### EXERCISE TASK
Transcribe the lines of the material from its start through the line containing "search-icon[interactable] bbox=[152, 1132, 186, 1166]", inclusive, with no changes.

Records excerpted from a collection:
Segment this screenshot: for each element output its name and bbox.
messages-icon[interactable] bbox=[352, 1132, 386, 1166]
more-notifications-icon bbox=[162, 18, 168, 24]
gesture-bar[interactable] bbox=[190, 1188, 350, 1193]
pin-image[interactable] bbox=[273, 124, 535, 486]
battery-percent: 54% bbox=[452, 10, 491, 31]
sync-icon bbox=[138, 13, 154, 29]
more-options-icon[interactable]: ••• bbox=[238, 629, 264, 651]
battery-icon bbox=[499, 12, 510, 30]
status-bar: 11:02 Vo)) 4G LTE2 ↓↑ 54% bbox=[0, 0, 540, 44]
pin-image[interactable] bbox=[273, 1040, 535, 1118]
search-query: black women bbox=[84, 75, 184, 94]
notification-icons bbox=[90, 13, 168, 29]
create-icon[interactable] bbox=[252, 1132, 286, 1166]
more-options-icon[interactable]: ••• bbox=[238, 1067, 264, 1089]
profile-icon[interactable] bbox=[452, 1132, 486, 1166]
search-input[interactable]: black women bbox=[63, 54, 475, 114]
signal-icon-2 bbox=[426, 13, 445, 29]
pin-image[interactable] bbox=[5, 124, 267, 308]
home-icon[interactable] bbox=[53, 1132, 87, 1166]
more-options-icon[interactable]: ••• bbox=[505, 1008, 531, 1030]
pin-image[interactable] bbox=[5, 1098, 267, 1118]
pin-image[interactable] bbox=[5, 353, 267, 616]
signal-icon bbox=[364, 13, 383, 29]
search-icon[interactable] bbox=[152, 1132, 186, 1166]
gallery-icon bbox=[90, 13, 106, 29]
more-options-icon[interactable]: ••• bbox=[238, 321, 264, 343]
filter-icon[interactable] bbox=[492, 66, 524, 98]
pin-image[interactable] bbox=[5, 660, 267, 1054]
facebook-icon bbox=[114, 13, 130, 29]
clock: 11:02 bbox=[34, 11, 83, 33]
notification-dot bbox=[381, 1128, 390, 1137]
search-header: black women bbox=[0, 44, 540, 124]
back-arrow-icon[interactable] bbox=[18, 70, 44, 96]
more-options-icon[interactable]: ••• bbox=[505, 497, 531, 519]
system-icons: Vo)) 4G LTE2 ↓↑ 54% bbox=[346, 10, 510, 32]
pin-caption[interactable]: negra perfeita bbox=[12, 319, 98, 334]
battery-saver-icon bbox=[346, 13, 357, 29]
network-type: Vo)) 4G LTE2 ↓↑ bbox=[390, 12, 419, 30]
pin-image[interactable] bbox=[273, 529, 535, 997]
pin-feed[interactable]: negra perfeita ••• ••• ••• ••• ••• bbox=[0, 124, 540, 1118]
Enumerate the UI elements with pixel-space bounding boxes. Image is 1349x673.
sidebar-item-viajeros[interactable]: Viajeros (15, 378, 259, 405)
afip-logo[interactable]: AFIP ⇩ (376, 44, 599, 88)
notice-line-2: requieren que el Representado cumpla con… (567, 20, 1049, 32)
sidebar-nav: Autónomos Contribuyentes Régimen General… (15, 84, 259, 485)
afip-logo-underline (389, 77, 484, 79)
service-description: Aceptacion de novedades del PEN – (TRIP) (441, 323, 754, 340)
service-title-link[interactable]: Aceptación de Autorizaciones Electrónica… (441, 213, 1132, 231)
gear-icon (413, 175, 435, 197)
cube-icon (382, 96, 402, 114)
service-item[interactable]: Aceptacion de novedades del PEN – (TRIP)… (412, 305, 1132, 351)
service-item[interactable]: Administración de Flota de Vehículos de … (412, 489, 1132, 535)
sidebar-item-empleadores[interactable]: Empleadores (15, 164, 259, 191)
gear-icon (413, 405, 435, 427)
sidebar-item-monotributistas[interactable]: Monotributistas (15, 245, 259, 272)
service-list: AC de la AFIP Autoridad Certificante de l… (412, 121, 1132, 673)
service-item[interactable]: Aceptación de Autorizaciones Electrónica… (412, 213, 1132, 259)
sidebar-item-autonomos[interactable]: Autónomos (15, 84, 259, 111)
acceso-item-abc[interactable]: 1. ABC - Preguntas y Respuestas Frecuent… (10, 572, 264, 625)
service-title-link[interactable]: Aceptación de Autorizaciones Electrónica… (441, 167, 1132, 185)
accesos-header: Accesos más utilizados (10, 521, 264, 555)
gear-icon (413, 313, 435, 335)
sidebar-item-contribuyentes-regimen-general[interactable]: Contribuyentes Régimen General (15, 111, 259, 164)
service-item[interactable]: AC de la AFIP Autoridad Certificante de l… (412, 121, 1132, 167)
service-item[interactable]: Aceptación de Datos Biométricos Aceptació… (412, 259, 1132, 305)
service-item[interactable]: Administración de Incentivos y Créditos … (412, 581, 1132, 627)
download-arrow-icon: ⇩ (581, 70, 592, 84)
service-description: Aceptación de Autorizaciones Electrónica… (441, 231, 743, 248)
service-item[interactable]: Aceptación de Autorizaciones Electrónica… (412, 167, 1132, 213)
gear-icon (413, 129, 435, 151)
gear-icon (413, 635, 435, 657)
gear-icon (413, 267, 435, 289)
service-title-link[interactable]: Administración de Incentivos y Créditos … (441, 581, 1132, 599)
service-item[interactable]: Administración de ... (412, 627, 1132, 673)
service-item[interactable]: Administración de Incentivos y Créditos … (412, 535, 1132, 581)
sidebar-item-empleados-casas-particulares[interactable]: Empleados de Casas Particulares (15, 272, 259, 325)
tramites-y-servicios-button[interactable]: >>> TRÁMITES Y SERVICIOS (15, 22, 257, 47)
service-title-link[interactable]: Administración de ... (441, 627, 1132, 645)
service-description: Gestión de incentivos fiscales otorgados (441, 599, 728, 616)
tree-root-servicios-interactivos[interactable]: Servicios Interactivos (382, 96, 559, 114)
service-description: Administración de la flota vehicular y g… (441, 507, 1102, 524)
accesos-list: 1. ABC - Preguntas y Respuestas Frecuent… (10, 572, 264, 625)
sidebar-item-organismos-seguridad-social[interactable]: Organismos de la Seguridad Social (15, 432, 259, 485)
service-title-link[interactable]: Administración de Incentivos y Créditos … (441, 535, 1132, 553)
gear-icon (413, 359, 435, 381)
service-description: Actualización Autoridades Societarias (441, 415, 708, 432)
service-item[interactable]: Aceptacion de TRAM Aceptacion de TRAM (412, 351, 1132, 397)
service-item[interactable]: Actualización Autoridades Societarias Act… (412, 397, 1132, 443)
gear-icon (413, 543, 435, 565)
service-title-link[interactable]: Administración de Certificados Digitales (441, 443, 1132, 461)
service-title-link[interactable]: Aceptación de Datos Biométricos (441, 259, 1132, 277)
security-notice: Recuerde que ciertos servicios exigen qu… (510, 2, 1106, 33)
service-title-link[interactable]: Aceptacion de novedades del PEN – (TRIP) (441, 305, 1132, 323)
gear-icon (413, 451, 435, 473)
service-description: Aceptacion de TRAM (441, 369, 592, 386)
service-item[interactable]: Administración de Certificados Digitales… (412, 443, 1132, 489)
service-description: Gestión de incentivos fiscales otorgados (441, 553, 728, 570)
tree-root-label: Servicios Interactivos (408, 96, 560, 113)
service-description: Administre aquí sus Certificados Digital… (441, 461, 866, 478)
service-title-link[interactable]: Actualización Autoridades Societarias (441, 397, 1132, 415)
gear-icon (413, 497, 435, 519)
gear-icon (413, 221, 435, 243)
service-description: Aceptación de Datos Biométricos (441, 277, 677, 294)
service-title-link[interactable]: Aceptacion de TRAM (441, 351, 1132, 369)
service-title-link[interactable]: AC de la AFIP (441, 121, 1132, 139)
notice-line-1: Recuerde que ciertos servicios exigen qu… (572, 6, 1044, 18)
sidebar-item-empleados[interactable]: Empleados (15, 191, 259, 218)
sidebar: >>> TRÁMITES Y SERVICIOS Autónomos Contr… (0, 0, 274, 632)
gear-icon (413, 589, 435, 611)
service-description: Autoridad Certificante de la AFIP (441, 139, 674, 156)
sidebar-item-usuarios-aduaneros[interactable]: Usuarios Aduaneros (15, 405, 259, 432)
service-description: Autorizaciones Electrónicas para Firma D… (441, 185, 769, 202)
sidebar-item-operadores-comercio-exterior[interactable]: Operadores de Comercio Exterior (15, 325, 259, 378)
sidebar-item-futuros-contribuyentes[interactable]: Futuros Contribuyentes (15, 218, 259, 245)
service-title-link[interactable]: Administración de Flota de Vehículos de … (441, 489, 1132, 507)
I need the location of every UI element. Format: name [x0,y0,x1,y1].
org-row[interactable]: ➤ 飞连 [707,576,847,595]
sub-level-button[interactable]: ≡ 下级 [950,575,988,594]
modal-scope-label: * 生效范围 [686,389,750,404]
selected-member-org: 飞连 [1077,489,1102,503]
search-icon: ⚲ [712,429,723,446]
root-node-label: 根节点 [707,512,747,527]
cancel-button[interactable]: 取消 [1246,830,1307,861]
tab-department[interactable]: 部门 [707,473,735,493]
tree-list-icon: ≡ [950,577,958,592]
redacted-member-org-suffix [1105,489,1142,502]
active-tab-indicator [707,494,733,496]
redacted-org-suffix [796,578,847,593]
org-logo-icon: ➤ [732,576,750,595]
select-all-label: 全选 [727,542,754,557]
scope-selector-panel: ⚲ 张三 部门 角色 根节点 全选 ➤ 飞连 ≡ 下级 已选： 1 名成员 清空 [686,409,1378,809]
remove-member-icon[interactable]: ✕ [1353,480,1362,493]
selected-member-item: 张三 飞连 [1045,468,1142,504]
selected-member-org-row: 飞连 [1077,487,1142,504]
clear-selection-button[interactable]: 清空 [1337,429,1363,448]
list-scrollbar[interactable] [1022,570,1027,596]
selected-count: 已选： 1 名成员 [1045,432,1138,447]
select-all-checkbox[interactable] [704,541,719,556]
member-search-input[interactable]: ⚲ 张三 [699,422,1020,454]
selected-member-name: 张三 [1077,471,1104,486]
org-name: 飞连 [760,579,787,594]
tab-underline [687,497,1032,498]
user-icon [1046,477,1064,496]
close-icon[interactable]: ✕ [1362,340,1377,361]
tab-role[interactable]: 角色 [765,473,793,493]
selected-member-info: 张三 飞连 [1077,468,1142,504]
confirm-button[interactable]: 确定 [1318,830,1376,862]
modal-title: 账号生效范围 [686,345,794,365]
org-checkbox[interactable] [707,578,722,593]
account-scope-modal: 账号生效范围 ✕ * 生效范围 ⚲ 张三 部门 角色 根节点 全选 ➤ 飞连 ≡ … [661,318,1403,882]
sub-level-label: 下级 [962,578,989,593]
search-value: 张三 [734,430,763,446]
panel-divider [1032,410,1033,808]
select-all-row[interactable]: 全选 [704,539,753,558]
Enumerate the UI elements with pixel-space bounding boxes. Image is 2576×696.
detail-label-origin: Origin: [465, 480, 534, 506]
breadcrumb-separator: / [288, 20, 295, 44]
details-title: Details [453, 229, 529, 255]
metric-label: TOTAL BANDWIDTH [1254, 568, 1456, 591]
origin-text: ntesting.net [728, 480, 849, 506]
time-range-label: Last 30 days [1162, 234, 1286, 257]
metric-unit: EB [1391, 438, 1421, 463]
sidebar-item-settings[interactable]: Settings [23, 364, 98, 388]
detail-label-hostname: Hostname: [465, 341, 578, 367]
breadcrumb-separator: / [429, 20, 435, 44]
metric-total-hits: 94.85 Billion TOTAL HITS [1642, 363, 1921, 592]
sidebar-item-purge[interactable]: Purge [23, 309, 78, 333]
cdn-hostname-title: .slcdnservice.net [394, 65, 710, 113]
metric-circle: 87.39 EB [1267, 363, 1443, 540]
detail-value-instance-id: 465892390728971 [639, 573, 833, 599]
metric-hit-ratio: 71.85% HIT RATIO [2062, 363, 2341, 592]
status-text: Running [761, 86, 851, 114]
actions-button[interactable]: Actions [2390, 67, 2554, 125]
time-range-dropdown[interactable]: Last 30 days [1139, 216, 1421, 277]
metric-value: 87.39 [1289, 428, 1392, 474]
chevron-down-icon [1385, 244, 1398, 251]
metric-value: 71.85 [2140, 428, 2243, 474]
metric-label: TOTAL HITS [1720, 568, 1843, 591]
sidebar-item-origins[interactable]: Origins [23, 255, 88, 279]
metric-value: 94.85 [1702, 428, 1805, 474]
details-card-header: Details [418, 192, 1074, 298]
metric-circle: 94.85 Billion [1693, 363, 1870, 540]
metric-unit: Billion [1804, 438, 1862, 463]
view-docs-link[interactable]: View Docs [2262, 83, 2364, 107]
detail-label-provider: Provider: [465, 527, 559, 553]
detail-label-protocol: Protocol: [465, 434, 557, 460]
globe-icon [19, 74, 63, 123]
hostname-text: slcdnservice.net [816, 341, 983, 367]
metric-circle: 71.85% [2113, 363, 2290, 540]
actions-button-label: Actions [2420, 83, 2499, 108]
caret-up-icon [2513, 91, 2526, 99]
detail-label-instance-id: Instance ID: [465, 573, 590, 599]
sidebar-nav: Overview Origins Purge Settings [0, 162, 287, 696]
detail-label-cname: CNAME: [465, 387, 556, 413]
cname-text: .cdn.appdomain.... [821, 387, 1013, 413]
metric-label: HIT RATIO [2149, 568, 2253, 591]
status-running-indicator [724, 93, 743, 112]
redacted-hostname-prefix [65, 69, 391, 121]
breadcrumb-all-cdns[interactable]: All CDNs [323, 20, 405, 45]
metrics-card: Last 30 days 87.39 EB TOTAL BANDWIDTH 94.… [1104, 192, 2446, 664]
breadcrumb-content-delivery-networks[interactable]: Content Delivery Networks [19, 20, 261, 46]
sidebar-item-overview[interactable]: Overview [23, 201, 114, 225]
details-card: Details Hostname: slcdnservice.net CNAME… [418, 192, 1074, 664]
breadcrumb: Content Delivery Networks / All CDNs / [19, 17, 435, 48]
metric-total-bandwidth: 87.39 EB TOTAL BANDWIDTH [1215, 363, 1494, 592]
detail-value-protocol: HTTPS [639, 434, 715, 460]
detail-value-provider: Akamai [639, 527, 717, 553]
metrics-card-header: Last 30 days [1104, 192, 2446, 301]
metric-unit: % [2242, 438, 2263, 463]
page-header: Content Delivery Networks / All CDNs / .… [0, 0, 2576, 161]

### TASK RESPONSE
Segment this screenshot: for each element output its name and bbox.
messages-icon[interactable] bbox=[352, 1132, 386, 1166]
more-notifications-icon bbox=[162, 18, 168, 24]
gesture-bar[interactable] bbox=[190, 1188, 350, 1193]
pin-image[interactable] bbox=[273, 124, 535, 486]
battery-percent: 54% bbox=[452, 10, 491, 31]
sync-icon bbox=[138, 13, 154, 29]
more-options-icon[interactable]: ••• bbox=[238, 629, 264, 651]
battery-icon bbox=[499, 12, 510, 30]
status-bar: 11:02 Vo)) 4G LTE2 ↓↑ 54% bbox=[0, 0, 540, 44]
pin-image[interactable] bbox=[273, 1040, 535, 1118]
search-query: black women bbox=[84, 75, 184, 94]
notification-icons bbox=[90, 13, 168, 29]
create-icon[interactable] bbox=[252, 1132, 286, 1166]
more-options-icon[interactable]: ••• bbox=[238, 1067, 264, 1089]
profile-icon[interactable] bbox=[452, 1132, 486, 1166]
search-input[interactable]: black women bbox=[63, 54, 475, 114]
signal-icon-2 bbox=[426, 13, 445, 29]
pin-image[interactable] bbox=[5, 124, 267, 308]
home-icon[interactable] bbox=[53, 1132, 87, 1166]
more-options-icon[interactable]: ••• bbox=[505, 1008, 531, 1030]
pin-image[interactable] bbox=[5, 1098, 267, 1118]
pin-image[interactable] bbox=[5, 353, 267, 616]
signal-icon bbox=[364, 13, 383, 29]
search-icon[interactable] bbox=[152, 1132, 186, 1166]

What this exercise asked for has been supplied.